- AIM OF THE TASK: The listing is to be repeated exactly, and its pictures are to be left out.

- DATA FOR PROCESSING:
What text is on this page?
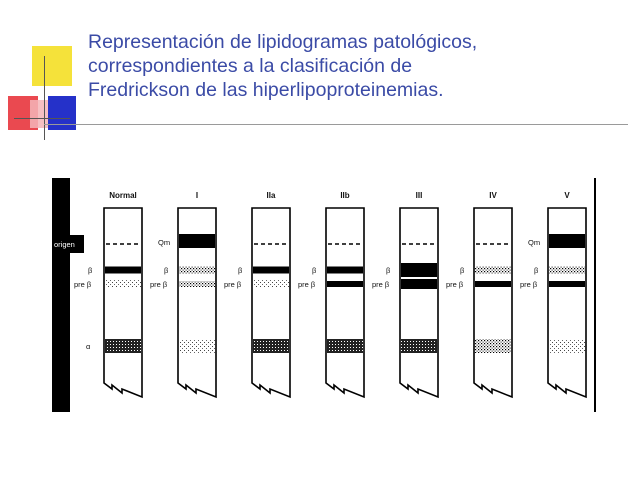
Representación de lipidogramas patológicos,
correspondientes a la clasificación de
Fredrickson de las hiperlipoproteinemias.
origen
Normal
β
pre β
α
I
β
pre β
Qm
IIa
β
pre β
IIb
β
pre β
III
β
pre β
IV
β
pre β
V
β
pre β
Qm
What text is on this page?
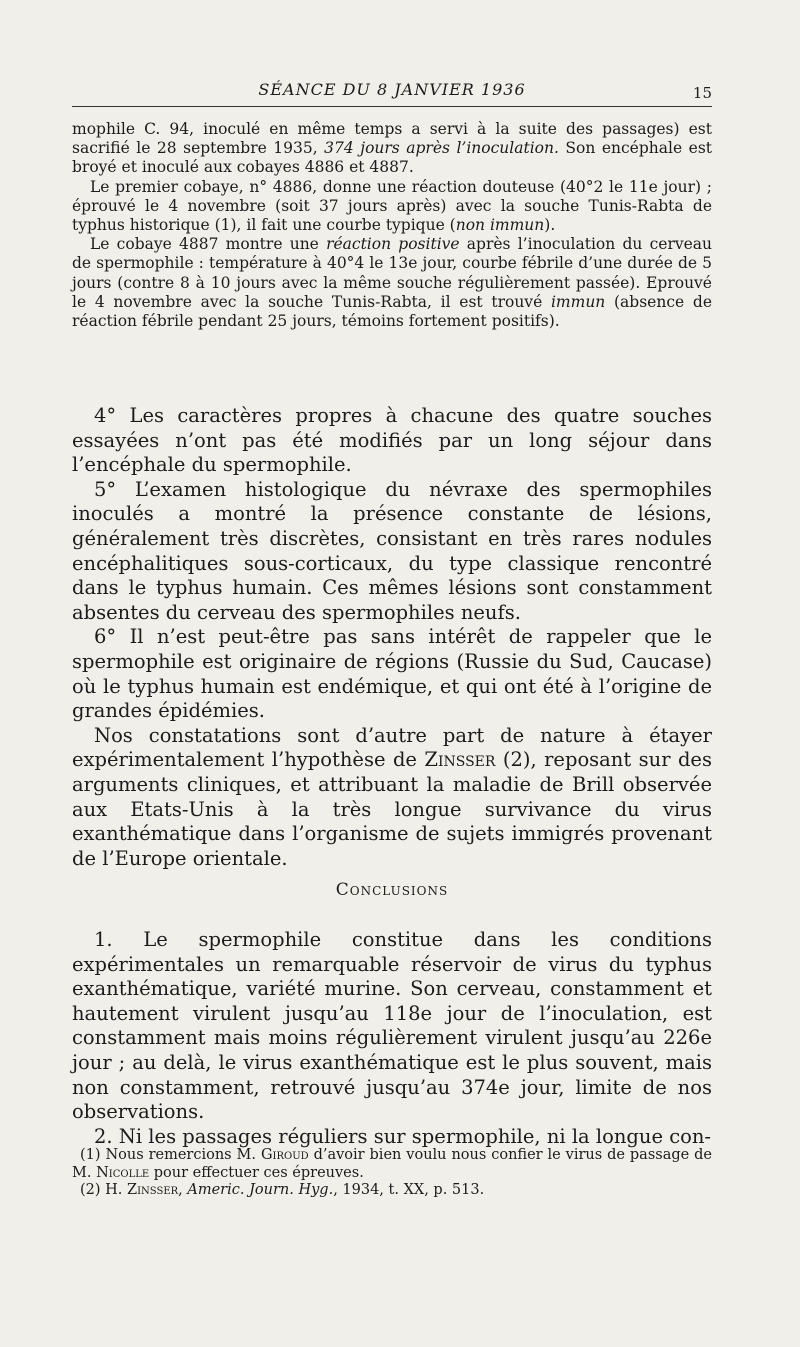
SÉANCE DU 8 JANVIER 1936	15

mophile C. 94, inoculé en même temps a servi à la suite des passages) est sacrifié le 28 septembre 1935, 374 jours après l’inoculation. Son encéphale est broyé et inoculé aux cobayes 4886 et 4887.

Le premier cobaye, n° 4886, donne une réaction douteuse (40°2 le 11e jour) ; éprouvé le 4 novembre (soit 37 jours après) avec la souche Tunis-Rabta de typhus historique (1), il fait une courbe typique (non immun).

Le cobaye 4887 montre une réaction positive après l’inoculation du cerveau de spermophile : température à 40°4 le 13e jour, courbe fébrile d’une durée de 5 jours (contre 8 à 10 jours avec la même souche régulièrement passée). Eprouvé le 4 novembre avec la souche Tunis-Rabta, il est trouvé immun (absence de réaction fébrile pendant 25 jours, témoins fortement positifs).

4° Les caractères propres à chacune des quatre souches essayées n’ont pas été modifiés par un long séjour dans l’encéphale du spermophile.

5° L’examen histologique du névraxe des spermophiles inoculés a montré la présence constante de lésions, généralement très discrètes, consistant en très rares nodules encéphalitiques sous-corticaux, du type classique rencontré dans le typhus humain. Ces mêmes lésions sont constamment absentes du cerveau des spermophiles neufs.

6° Il n’est peut-être pas sans intérêt de rappeler que le spermophile est originaire de régions (Russie du Sud, Caucase) où le typhus humain est endémique, et qui ont été à l’origine de grandes épidémies.

Nos constatations sont d’autre part de nature à étayer expérimentalement l’hypothèse de Zinsser (2), reposant sur des arguments cliniques, et attribuant la maladie de Brill observée aux Etats-Unis à la très longue survivance du virus exanthématique dans l’organisme de sujets immigrés provenant de l’Europe orientale.

Conclusions

1. Le spermophile constitue dans les conditions expérimentales un remarquable réservoir de virus du typhus exanthématique, variété murine. Son cerveau, constamment et hautement virulent jusqu’au 118e jour de l’inoculation, est constamment mais moins régulièrement virulent jusqu’au 226e jour ; au delà, le virus exanthématique est le plus souvent, mais non constamment, retrouvé jusqu’au 374e jour, limite de nos observations.

2. Ni les passages réguliers sur spermophile, ni la longue con-

(1) Nous remercions M. Giroud d’avoir bien voulu nous confier le virus de passage de M. Nicolle pour effectuer ces épreuves.

(2) H. Zinsser, Americ. Journ. Hyg., 1934, t. XX, p. 513.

- RESPONSE BOX:
What text is on this page?
Representación de lipidogramas patológicos,
correspondientes a la clasificación de
Fredrickson de las hiperlipoproteinemias.
origen
Normal
β
pre β
α
I
β
pre β
Qm
IIa
β
pre β
IIb
β
pre β
III
β
pre β
IV
β
pre β
V
β
pre β
Qm
What text is on this page?
SÉANCE DU 8 JANVIER 1936	15

mophile C. 94, inoculé en même temps a servi à la suite des passages) est sacrifié le 28 septembre 1935, 374 jours après l’inoculation. Son encéphale est broyé et inoculé aux cobayes 4886 et 4887.

Le premier cobaye, n° 4886, donne une réaction douteuse (40°2 le 11e jour) ; éprouvé le 4 novembre (soit 37 jours après) avec la souche Tunis-Rabta de typhus historique (1), il fait une courbe typique (non immun).

Le cobaye 4887 montre une réaction positive après l’inoculation du cerveau de spermophile : température à 40°4 le 13e jour, courbe fébrile d’une durée de 5 jours (contre 8 à 10 jours avec la même souche régulièrement passée). Eprouvé le 4 novembre avec la souche Tunis-Rabta, il est trouvé immun (absence de réaction fébrile pendant 25 jours, témoins fortement positifs).

4° Les caractères propres à chacune des quatre souches essayées n’ont pas été modifiés par un long séjour dans l’encéphale du spermophile.

5° L’examen histologique du névraxe des spermophiles inoculés a montré la présence constante de lésions, généralement très discrètes, consistant en très rares nodules encéphalitiques sous-corticaux, du type classique rencontré dans le typhus humain. Ces mêmes lésions sont constamment absentes du cerveau des spermophiles neufs.

6° Il n’est peut-être pas sans intérêt de rappeler que le spermophile est originaire de régions (Russie du Sud, Caucase) où le typhus humain est endémique, et qui ont été à l’origine de grandes épidémies.

Nos constatations sont d’autre part de nature à étayer expérimentalement l’hypothèse de Zinsser (2), reposant sur des arguments cliniques, et attribuant la maladie de Brill observée aux Etats-Unis à la très longue survivance du virus exanthématique dans l’organisme de sujets immigrés provenant de l’Europe orientale.

Conclusions

1. Le spermophile constitue dans les conditions expérimentales un remarquable réservoir de virus du typhus exanthématique, variété murine. Son cerveau, constamment et hautement virulent jusqu’au 118e jour de l’inoculation, est constamment mais moins régulièrement virulent jusqu’au 226e jour ; au delà, le virus exanthématique est le plus souvent, mais non constamment, retrouvé jusqu’au 374e jour, limite de nos observations.

2. Ni les passages réguliers sur spermophile, ni la longue con-

(1) Nous remercions M. Giroud d’avoir bien voulu nous confier le virus de passage de M. Nicolle pour effectuer ces épreuves.

(2) H. Zinsser, Americ. Journ. Hyg., 1934, t. XX, p. 513.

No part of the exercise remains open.